### TASK GOAL
Copy out, from the entries below, each line holding the string "this".
** BEGIN SUPPLIED MATERIAL **
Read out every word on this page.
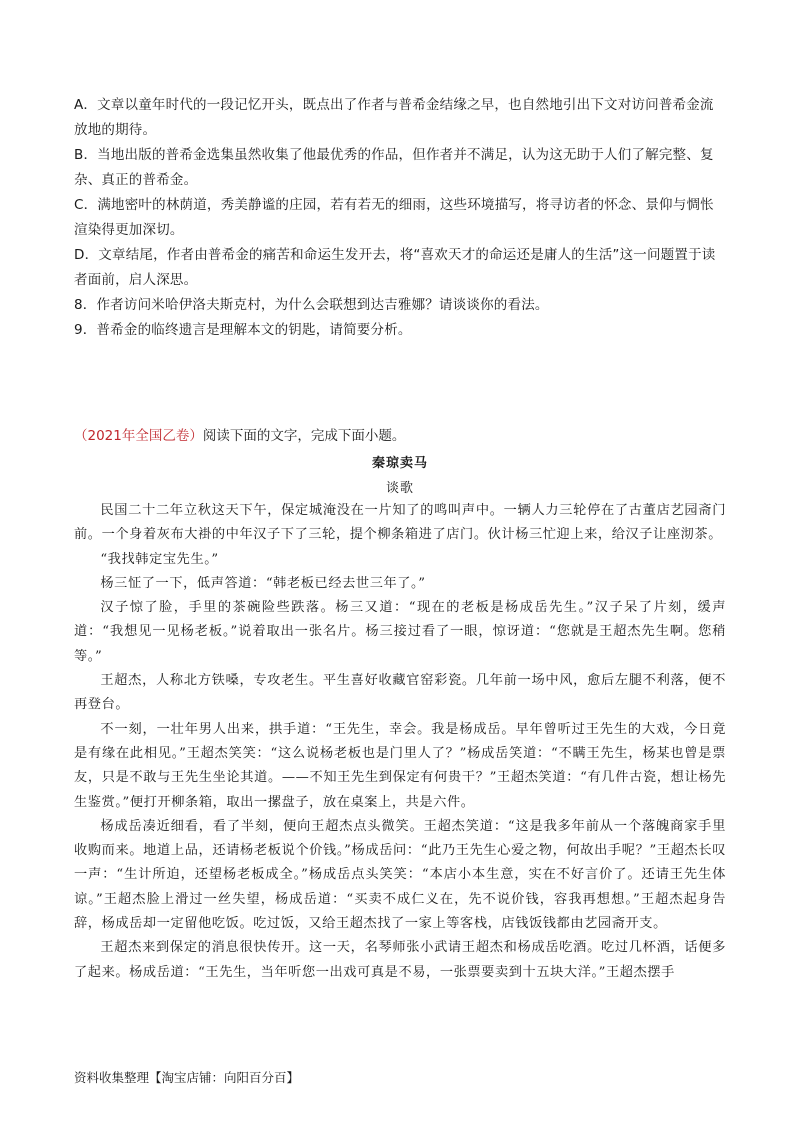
A．文章以童年时代的一段记忆开头，既点出了作者与普希金结缘之早，也自然地引出下文对访问普希金流放地的期待。

B．当地出版的普希金选集虽然收集了他最优秀的作品，但作者并不满足，认为这无助于人们了解完整、复杂、真正的普希金。

C．满地密叶的林荫道，秀美静谧的庄园，若有若无的细雨，这些环境描写，将寻访者的怀念、景仰与惆怅渲染得更加深切。

D．文章结尾，作者由普希金的痛苦和命运生发开去，将“喜欢天才的命运还是庸人的生活”这一问题置于读者面前，启人深思。

8．作者访问米哈伊洛夫斯克村，为什么会联想到达吉雅娜？请谈谈你的看法。

9．普希金的临终遗言是理解本文的钥匙，请简要分析。

（2021年全国乙卷）阅读下面的文字，完成下面小题。
秦琼卖马
谈歌

民国二十二年立秋这天下午，保定城淹没在一片知了的鸣叫声中。一辆人力三轮停在了古董店艺园斋门前。一个身着灰布大褂的中年汉子下了三轮，提个柳条箱进了店门。伙计杨三忙迎上来，给汉子让座沏茶。

“我找韩定宝先生。”

杨三怔了一下，低声答道：“韩老板已经去世三年了。”

汉子惊了脸，手里的茶碗险些跌落。杨三又道：“现在的老板是杨成岳先生。”汉子呆了片刻，缓声道：“我想见一见杨老板。”说着取出一张名片。杨三接过看了一眼，惊讶道：“您就是王超杰先生啊。您稍等。”

王超杰，人称北方铁嗓，专攻老生。平生喜好收藏官窑彩瓷。几年前一场中风，愈后左腿不利落，便不再登台。

不一刻，一壮年男人出来，拱手道：“王先生，幸会。我是杨成岳。早年曾听过王先生的大戏，今日竟是有缘在此相见。”王超杰笑笑：“这么说杨老板也是门里人了？”杨成岳笑道：“不瞒王先生，杨某也曾是票友，只是不敢与王先生坐论其道。——不知王先生到保定有何贵干？”王超杰笑道：“有几件古瓷，想让杨先生鉴赏。”便打开柳条箱，取出一摞盘子，放在桌案上，共是六件。

杨成岳凑近细看，看了半刻，便向王超杰点头微笑。王超杰笑道：“这是我多年前从一个落魄商家手里收购而来。地道上品，还请杨老板说个价钱。”杨成岳问：“此乃王先生心爱之物，何故出手呢？”王超杰长叹一声：“生计所迫，还望杨老板成全。”杨成岳点头笑笑：“本店小本生意，实在不好言价了。还请王先生体谅。”王超杰脸上滑过一丝失望，杨成岳道：“买卖不成仁义在，先不说价钱，容我再想想。”王超杰起身告辞，杨成岳却一定留他吃饭。吃过饭，又给王超杰找了一家上等客栈，店钱饭钱都由艺园斋开支。

王超杰来到保定的消息很快传开。这一天，名琴师张小武请王超杰和杨成岳吃酒。吃过几杯酒，话便多了起来。杨成岳道：“王先生，当年听您一出戏可真是不易，一张票要卖到十五块大洋。”王超杰摆手

资料收集整理【淘宝店铺：向阳百分百】
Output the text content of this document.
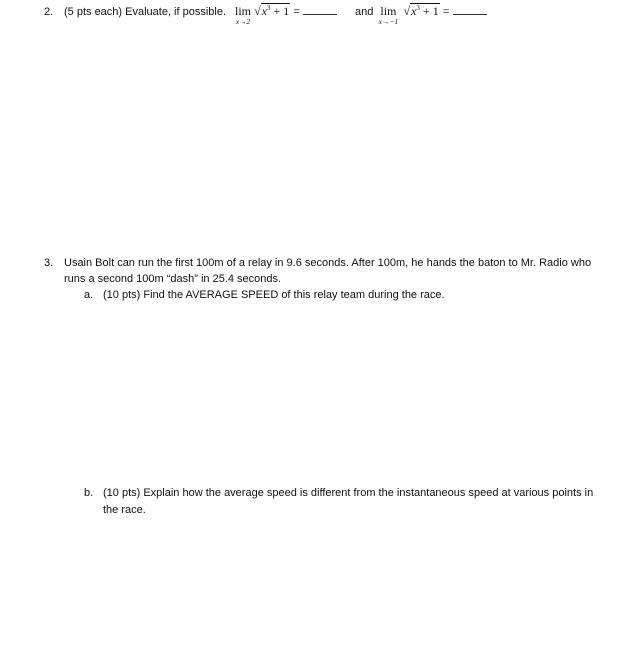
2. (5 pts each) Evaluate, if possible. lim
x→2
$√x^3 + 1$ =	and lim
x→−1
$√x^3 + 1$ =
3. Usain Bolt can run the first 100m of a relay in 9.6 seconds. After 100m, he hands the baton to Mr. Radio who
runs a second 100m “dash” in 25.4 seconds.
a. (10 pts) Find the AVERAGE SPEED of this relay team during the race.
b. (10 pts) Explain how the average speed is different from the instantaneous speed at various points in
the race.
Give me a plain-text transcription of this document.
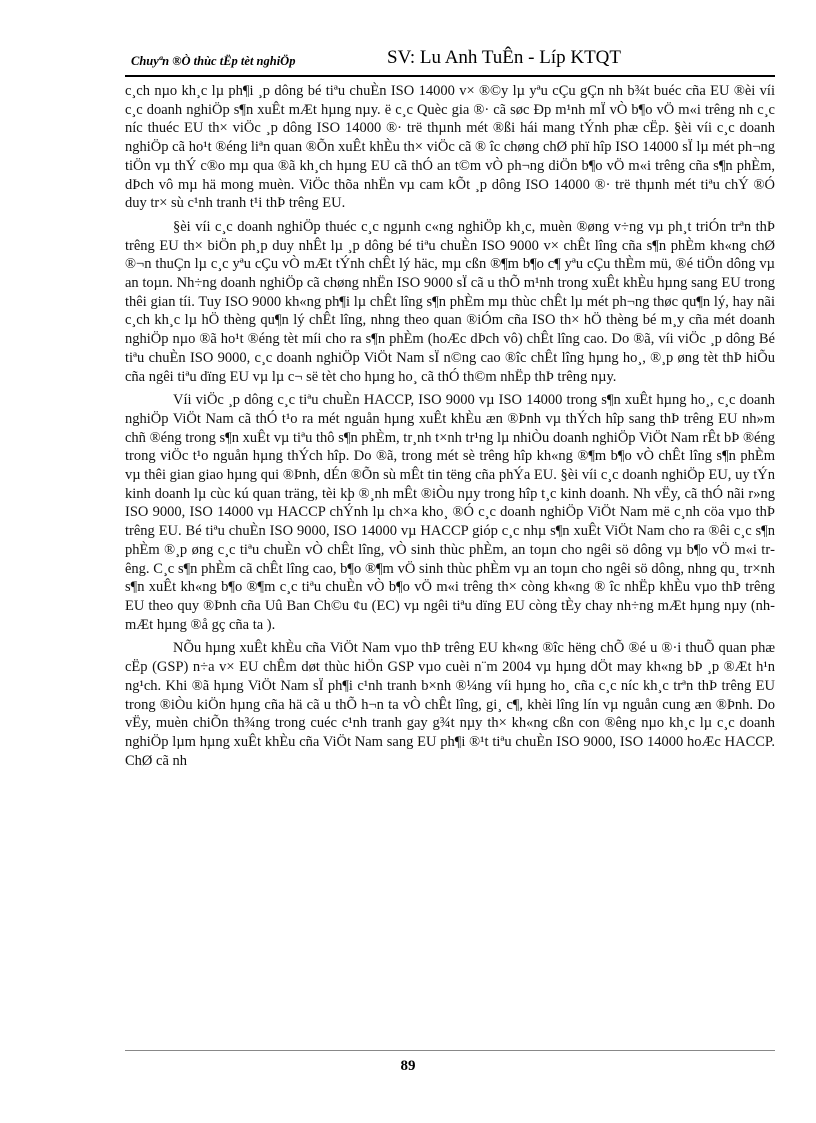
Chuyªn ®Ò thùc tËp tèt nghiÖp	SV: Lu Anh TuÊn - Líp KTQT

c¸ch nµo kh¸c lµ ph¶i ¸p dông bé tiªu chuÈn ISO 14000 v× ®©y lµ yªu cÇu gÇn nh b¾t buéc cña EU ®èi víi c¸c doanh nghiÖp s¶n xuÊt mÆt hµng nµy. ë c¸c Quèc gia ®· cã søc Ðp m¹nh mÏ vÒ b¶o vÖ m«i trêng nh c¸c níc thuéc EU th× viÖc ¸p dông ISO 14000 ®· trë thµnh mét ®ßi hái mang tÝnh phæ cËp. §èi víi c¸c doanh nghiÖp cã ho¹t ®éng liªn quan ®Õn xuÊt khÈu th× viÖc cã ® îc chøng chØ phï hîp ISO 14000 sÏ lµ mét ph¬ng tiÖn vµ thÝ c®o mµ qua ®ã kh¸ch hµng EU cã thÓ an t©m vÒ ph¬ng diÖn b¶o vÖ m«i trêng cña s¶n phÈm, dÞch vô mµ hä mong muèn. ViÖc thõa nhËn vµ cam kÕt ¸p dông ISO 14000 ®· trë thµnh mét tiªu chÝ ®Ó duy tr× sù c¹nh tranh t¹i thÞ trêng EU.

§èi víi c¸c doanh nghiÖp thuéc c¸c ngµnh c«ng nghiÖp kh¸c, muèn ®øng v÷ng vµ ph¸t triÓn trªn thÞ trêng EU th× biÖn ph¸p duy nhÊt lµ ¸p dông bé tiªu chuÈn ISO 9000 v× chÊt lîng cña s¶n phÈm kh«ng chØ ®¬n thuÇn lµ c¸c yªu cÇu vÒ mÆt tÝnh chÊt lý häc, mµ cßn ®¶m b¶o c¶ yªu cÇu thÈm mü, ®é tiÖn dông vµ an toµn. Nh÷ng doanh nghiÖp cã chøng nhËn ISO 9000 sÏ cã u thÕ m¹nh trong xuÊt khÈu hµng sang EU trong thêi gian tíi. Tuy ISO 9000 kh«ng ph¶i lµ chÊt lîng s¶n phÈm mµ thùc chÊt lµ mét ph¬ng thøc qu¶n lý, hay nãi c¸ch kh¸c lµ hÖ thèng qu¶n lý chÊt lîng, nhng theo quan ®iÓm cña ISO th× hÖ thèng bé m¸y cña mét doanh nghiÖp nµo ®ã ho¹t ®éng tèt míi cho ra s¶n phÈm (hoÆc dÞch vô) chÊt lîng cao. Do ®ã, víi viÖc ¸p dông Bé tiªu chuÈn ISO 9000, c¸c doanh nghiÖp ViÖt Nam sÏ n©ng cao ®îc chÊt lîng hµng ho¸, ®¸p øng tèt thÞ hiÕu cña ngêi tiªu dïng EU vµ lµ c¬ së tèt cho hµng ho¸ cã thÓ th©m nhËp thÞ trêng nµy.

Víi viÖc ¸p dông c¸c tiªu chuÈn HACCP, ISO 9000 vµ ISO 14000 trong s¶n xuÊt hµng ho¸, c¸c doanh nghiÖp ViÖt Nam cã thÓ t¹o ra mét nguån hµng xuÊt khÈu æn ®Þnh vµ thÝch hîp sang thÞ trêng EU nh»m chñ ®éng trong s¶n xuÊt vµ tiªu thô s¶n phÈm, tr¸nh t×nh tr¹ng lµ nhiÒu doanh nghiÖp ViÖt Nam rÊt bÞ ®éng trong viÖc t¹o nguån hµng thÝch hîp. Do ®ã, trong mét sè trêng hîp kh«ng ®¶m b¶o vÒ chÊt lîng s¶n phÈm vµ thêi gian giao hµng qui ®Þnh, dÉn ®Õn sù mÊt tin tëng cña phÝa EU. §èi víi c¸c doanh nghiÖp EU, uy tÝn kinh doanh lµ cùc kú quan träng, tèi kþ ®¸nh mÊt ®iÒu nµy trong hîp t¸c kinh doanh. Nh vËy, cã thÓ nãi r»ng ISO 9000, ISO 14000 vµ HACCP chÝnh lµ ch×a kho¸ ®Ó c¸c doanh nghiÖp ViÖt Nam më c¸nh cöa vµo thÞ trêng EU. Bé tiªu chuÈn ISO 9000, ISO 14000 vµ HACCP gióp c¸c nhµ s¶n xuÊt ViÖt Nam cho ra ®êi c¸c s¶n phÈm ®¸p øng c¸c tiªu chuÈn vÒ chÊt lîng, vÒ sinh thùc phÈm, an toµn cho ngêi sö dông vµ b¶o vÖ m«i trêng. C¸c s¶n phÈm cã chÊt lîng cao, b¶o ®¶m vÖ sinh thùc phÈm vµ an toµn cho ngêi sö dông, nhng qu¸ tr×nh s¶n xuÊt kh«ng b¶o ®¶m c¸c tiªu chuÈn vÒ b¶o vÖ m«i trêng th× còng kh«ng ® îc nhËp khÈu vµo thÞ trêng EU theo quy ®Þnh cña Uû Ban Ch©u ¢u (EC) vµ ngêi tiªu dïng EU còng tÈy chay nh÷ng mÆt hµng nµy (nh mÆt hµng ®å gç cña ta ).

NÕu hµng xuÊt khÈu cña ViÖt Nam vµo thÞ trêng EU kh«ng ®îc hëng chÕ ®é u ®·i thuÕ quan phæ cËp (GSP) n÷a v× EU chÊm døt thùc hiÖn GSP vµo cuèi n¨m 2004 vµ hµng dÖt may kh«ng bÞ ¸p ®Æt h¹n ng¹ch. Khi ®ã hµng ViÖt Nam sÏ ph¶i c¹nh tranh b×nh ®¼ng víi hµng ho¸ cña c¸c níc kh¸c trªn thÞ trêng EU trong ®iÒu kiÖn hµng cña hä cã u thÕ h¬n ta vÒ chÊt lîng, gi¸ c¶, khèi lîng lín vµ nguån cung æn ®Þnh. Do vËy, muèn chiÕn th¾ng trong cuéc c¹nh tranh gay g¾t nµy th× kh«ng cßn con ®êng nµo kh¸c lµ c¸c doanh nghiÖp lµm hµng xuÊt khÈu cña ViÖt Nam sang EU ph¶i ®¹t tiªu chuÈn ISO 9000, ISO 14000 hoÆc HACCP. ChØ cã nh

89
** END SUPPLIED MATERIAL **
### FINISHED ANSWER
Read out every word on this page.
Output the text content of this document.
a. (10 pts) Find the AVERAGE SPEED of this relay team during the race.
Give me a plain-text transcription of this document.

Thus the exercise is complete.